> [Exercise goal]
Print all the data, keeping every line exactly as it is.

> [Material for the task]
________________________
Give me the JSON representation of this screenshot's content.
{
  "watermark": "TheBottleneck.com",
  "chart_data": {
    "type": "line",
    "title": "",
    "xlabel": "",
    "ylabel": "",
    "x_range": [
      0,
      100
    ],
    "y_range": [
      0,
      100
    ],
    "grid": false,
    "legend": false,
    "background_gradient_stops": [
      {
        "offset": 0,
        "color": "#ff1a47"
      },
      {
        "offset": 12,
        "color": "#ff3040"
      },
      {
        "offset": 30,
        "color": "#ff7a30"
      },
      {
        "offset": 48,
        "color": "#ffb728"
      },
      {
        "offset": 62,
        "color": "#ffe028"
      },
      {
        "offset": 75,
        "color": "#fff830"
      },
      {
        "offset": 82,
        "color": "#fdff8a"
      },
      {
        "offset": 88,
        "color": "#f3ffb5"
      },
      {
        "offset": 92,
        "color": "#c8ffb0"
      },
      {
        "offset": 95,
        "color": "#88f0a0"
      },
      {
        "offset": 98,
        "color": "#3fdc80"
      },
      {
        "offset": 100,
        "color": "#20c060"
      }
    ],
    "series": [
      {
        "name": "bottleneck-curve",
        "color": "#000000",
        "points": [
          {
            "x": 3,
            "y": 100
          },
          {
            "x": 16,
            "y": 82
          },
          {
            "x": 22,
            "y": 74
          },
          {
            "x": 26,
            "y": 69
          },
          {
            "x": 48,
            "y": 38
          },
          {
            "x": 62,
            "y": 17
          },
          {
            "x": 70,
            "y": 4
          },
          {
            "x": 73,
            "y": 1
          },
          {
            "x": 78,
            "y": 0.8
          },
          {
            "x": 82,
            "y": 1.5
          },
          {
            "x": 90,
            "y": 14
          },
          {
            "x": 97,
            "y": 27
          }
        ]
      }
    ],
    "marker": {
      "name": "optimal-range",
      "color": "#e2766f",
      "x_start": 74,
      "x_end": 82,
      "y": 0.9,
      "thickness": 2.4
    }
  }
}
________________________
> [The output]
Give me the JSON representation of this screenshot's content.
{
  "watermark": "TheBottleneck.com",
  "chart_data": {
    "type": "line",
    "title": "",
    "xlabel": "",
    "ylabel": "",
    "x_range": [
      0,
      100
    ],
    "y_range": [
      0,
      100
    ],
    "grid": false,
    "legend": false,
    "background_gradient_stops": [
      {
        "offset": 0,
        "color": "#ff1a47"
      },
      {
        "offset": 12,
        "color": "#ff3040"
      },
      {
        "offset": 30,
        "color": "#ff7a30"
      },
      {
        "offset": 48,
        "color": "#ffb728"
      },
      {
        "offset": 62,
        "color": "#ffe028"
      },
      {
        "offset": 75,
        "color": "#fff830"
      },
      {
        "offset": 82,
        "color": "#fdff8a"
      },
      {
        "offset": 88,
        "color": "#f3ffb5"
      },
      {
        "offset": 92,
        "color": "#c8ffb0"
      },
      {
        "offset": 95,
        "color": "#88f0a0"
      },
      {
        "offset": 98,
        "color": "#3fdc80"
      },
      {
        "offset": 100,
        "color": "#20c060"
      }
    ],
    "series": [
      {
        "name": "bottleneck-curve",
        "color": "#000000",
        "points": [
          {
            "x": 3,
            "y": 100
          },
          {
            "x": 16,
            "y": 82
          },
          {
            "x": 22,
            "y": 74
          },
          {
            "x": 26,
            "y": 69
          },
          {
            "x": 48,
            "y": 38
          },
          {
            "x": 62,
            "y": 17
          },
          {
            "x": 70,
            "y": 4
          },
          {
            "x": 73,
            "y": 1
          },
          {
            "x": 78,
            "y": 0.8
          },
          {
            "x": 82,
            "y": 1.5
          },
          {
            "x": 90,
            "y": 14
          },
          {
            "x": 97,
            "y": 27
          }
        ]
      }
    ],
    "marker": {
      "name": "optimal-range",
      "color": "#e2766f",
      "x_start": 74,
      "x_end": 82,
      "y": 0.9,
      "thickness": 2.4
    }
  }
}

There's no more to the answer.